== STORED ROWS ==

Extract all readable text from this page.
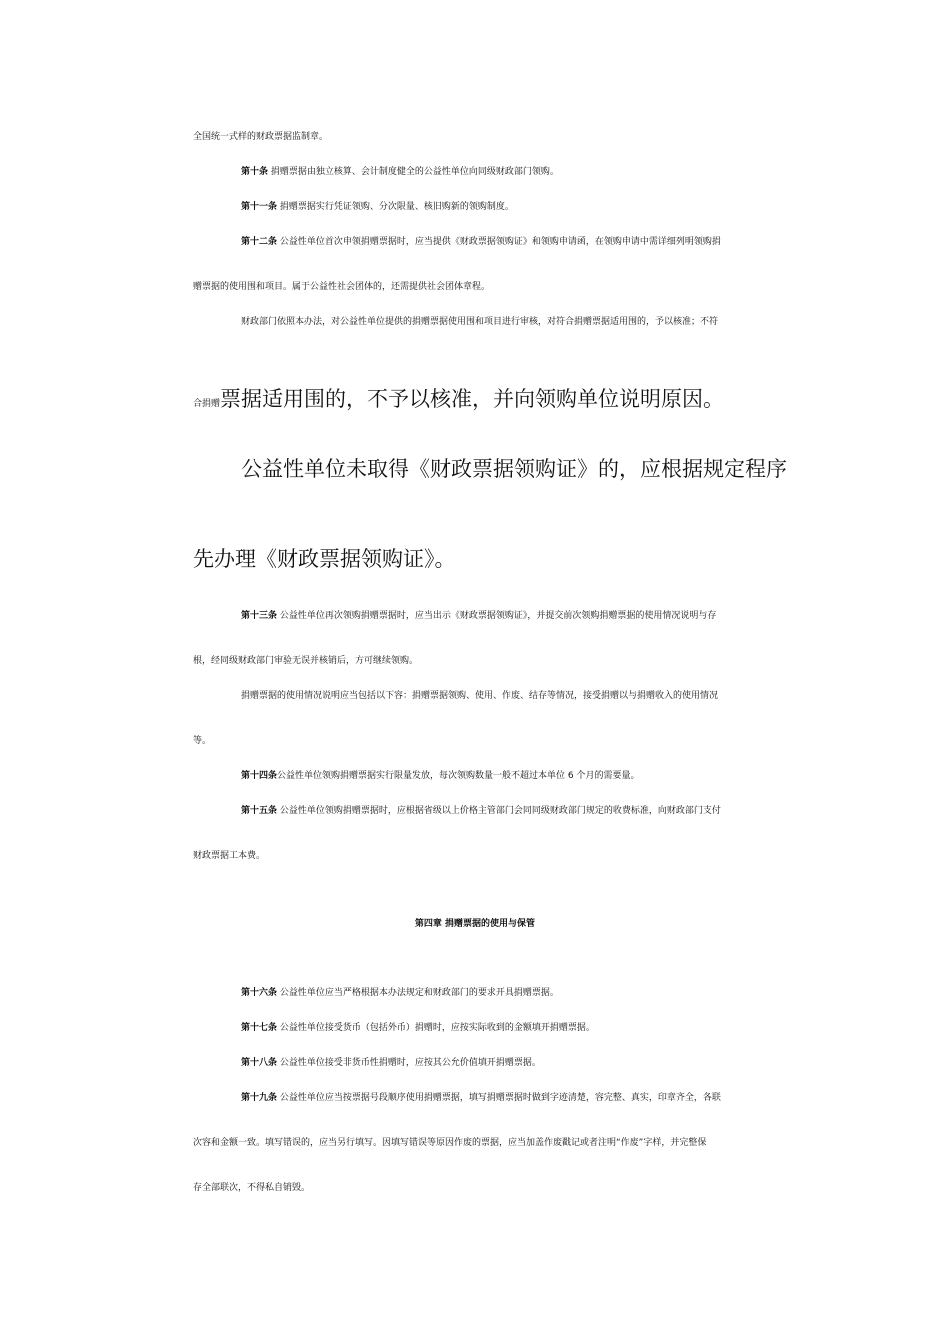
全国统一式样的财政票据监制章。
第十条 捐赠票据由独立核算、会计制度健全的公益性单位向同级财政部门领购。
第十一条 捐赠票据实行凭证领购、分次限量、核旧购新的领购制度。
第十二条 公益性单位首次申领捐赠票据时，应当提供《财政票据领购证》和领购申请函，在领购申请中需详细列明领购捐
赠票据的使用围和项目。属于公益性社会团体的，还需提供社会团体章程。
财政部门依照本办法，对公益性单位提供的捐赠票据使用围和项目进行审核，对符合捐赠票据适用围的，予以核准；不符
合捐赠票据适用围的，不予以核准，并向领购单位说明原因。
公益性单位未取得《财政票据领购证》的，应根据规定程序
先办理《财政票据领购证》。
第十三条 公益性单位再次领购捐赠票据时，应当出示《财政票据领购证》，并提交前次领购捐赠票据的使用情况说明与存
根，经同级财政部门审验无误并核销后，方可继续领购。
捐赠票据的使用情况说明应当包括以下容：捐赠票据领购、使用、作废、结存等情况，接受捐赠以与捐赠收入的使用情况
等。
第十四条公益性单位领购捐赠票据实行限量发放，每次领购数量一般不超过本单位 6 个月的需要量。
第十五条 公益性单位领购捐赠票据时，应根据省级以上价格主管部门会同同级财政部门规定的收费标准，向财政部门支付
财政票据工本费。
第四章 捐赠票据的使用与保管
第十六条 公益性单位应当严格根据本办法规定和财政部门的要求开具捐赠票据。
第十七条 公益性单位接受货币（包括外币）捐赠时，应按实际收到的金额填开捐赠票据。
第十八条 公益性单位接受非货币性捐赠时，应按其公允价值填开捐赠票据。
第十九条 公益性单位应当按票据号段顺序使用捐赠票据，填写捐赠票据时做到字迹清楚，容完整、真实，印章齐全，各联
次容和金额一致。填写错误的，应当另行填写。因填写错误等原因作废的票据，应当加盖作废戳记或者注明“作废”字样，并完整保
存全部联次，不得私自销毁。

===

*EXERCISE*
In the data above, how many lines contain the string "财政票据领购证"? Answer with the number only.

*IN RESPONSE*
4